Aim —
Look for the word "請在事業體依法完成公司" in the entries below, then copy every line that has it.

Input material —
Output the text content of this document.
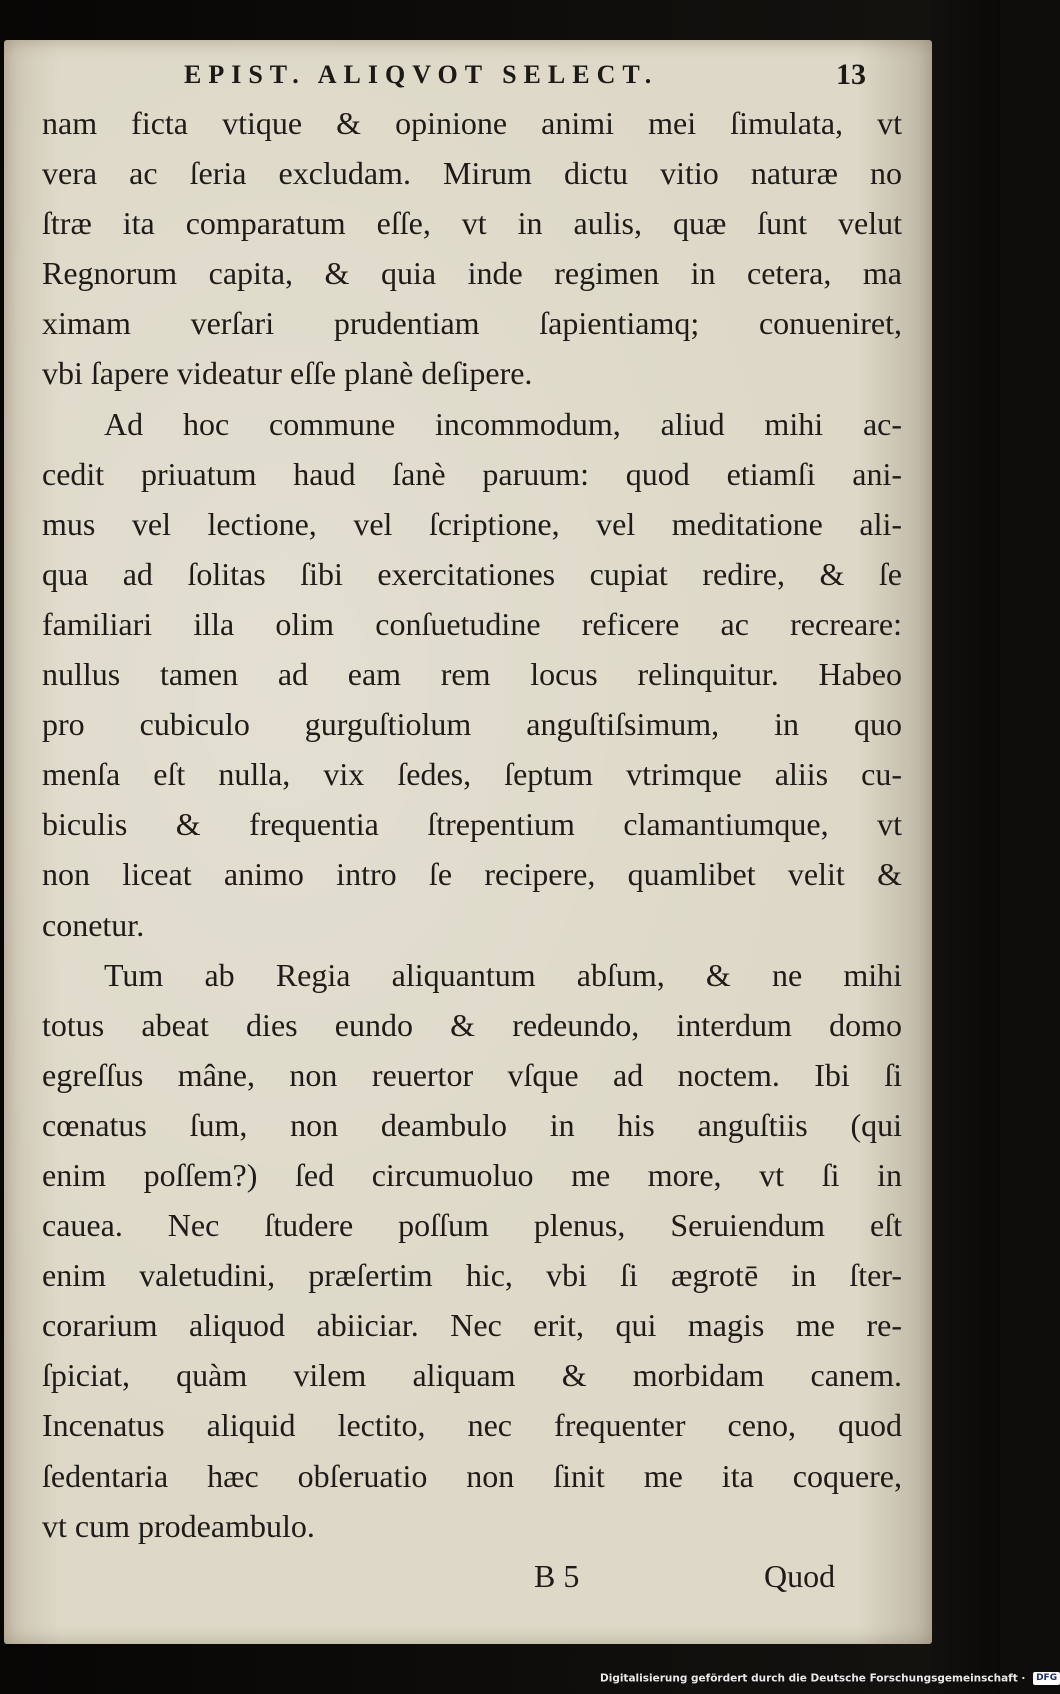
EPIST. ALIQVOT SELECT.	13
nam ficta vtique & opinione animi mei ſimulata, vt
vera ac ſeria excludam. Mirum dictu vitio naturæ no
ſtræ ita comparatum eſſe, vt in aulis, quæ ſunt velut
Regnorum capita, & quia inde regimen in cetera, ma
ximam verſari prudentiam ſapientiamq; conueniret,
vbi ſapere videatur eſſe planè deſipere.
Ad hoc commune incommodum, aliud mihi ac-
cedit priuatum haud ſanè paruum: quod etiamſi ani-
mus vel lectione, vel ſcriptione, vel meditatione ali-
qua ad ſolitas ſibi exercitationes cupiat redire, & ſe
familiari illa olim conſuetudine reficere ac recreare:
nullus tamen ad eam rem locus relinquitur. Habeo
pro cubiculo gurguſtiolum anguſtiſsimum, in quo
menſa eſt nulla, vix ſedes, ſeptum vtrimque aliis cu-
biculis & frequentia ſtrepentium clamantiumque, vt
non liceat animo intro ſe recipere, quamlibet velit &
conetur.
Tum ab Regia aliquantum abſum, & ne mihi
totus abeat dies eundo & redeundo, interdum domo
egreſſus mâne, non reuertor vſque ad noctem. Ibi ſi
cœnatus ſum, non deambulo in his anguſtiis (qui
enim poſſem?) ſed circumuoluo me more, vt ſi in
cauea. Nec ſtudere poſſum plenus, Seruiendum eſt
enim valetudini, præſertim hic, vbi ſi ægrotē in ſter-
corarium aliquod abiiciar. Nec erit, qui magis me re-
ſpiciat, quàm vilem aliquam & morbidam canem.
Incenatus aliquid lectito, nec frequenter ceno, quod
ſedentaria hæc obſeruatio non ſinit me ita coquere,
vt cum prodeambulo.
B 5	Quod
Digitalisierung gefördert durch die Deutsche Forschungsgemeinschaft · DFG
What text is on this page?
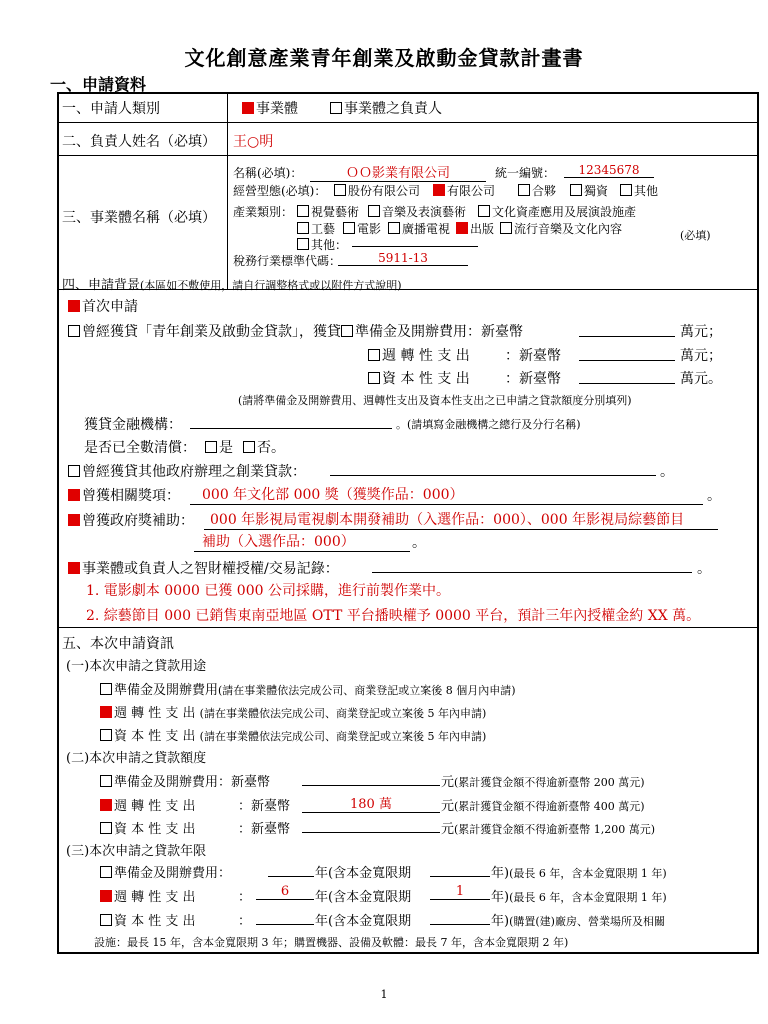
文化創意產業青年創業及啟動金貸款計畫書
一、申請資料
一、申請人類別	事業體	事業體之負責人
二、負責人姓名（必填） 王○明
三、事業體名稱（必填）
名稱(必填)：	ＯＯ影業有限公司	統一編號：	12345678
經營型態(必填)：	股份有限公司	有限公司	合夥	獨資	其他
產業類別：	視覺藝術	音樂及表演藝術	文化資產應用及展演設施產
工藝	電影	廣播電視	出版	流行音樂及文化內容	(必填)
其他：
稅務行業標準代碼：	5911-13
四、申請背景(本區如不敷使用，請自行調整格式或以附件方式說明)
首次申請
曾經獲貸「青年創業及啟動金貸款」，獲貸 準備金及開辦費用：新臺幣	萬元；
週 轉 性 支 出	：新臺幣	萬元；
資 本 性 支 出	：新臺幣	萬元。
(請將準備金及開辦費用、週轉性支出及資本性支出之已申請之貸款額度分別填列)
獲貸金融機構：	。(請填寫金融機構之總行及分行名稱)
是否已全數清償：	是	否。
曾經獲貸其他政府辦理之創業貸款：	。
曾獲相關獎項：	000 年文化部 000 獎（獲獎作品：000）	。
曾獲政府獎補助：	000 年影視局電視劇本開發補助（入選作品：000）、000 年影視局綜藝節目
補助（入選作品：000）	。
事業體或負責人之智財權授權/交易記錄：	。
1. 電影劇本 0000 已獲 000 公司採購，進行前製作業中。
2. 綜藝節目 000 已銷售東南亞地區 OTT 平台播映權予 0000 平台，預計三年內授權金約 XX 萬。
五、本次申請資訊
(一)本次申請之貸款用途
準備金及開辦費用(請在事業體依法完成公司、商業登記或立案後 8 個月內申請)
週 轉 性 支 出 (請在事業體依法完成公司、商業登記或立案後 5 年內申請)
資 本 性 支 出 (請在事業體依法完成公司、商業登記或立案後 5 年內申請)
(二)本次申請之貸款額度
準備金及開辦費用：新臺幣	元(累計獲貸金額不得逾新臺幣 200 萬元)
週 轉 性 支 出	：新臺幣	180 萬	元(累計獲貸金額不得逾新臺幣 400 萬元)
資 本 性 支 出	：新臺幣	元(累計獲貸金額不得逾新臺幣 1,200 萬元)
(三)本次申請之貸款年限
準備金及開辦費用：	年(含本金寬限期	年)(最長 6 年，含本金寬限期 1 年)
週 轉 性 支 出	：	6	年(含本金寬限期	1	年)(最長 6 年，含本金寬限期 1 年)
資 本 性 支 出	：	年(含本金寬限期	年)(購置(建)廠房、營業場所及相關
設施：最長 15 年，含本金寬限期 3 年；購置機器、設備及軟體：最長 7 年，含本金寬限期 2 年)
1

Correct output —
準備金及開辦費用(請在事業體依法完成公司、商業登記或立案後 8 個月內申請)
週 轉 性 支 出 (請在事業體依法完成公司、商業登記或立案後 5 年內申請)
資 本 性 支 出 (請在事業體依法完成公司、商業登記或立案後 5 年內申請)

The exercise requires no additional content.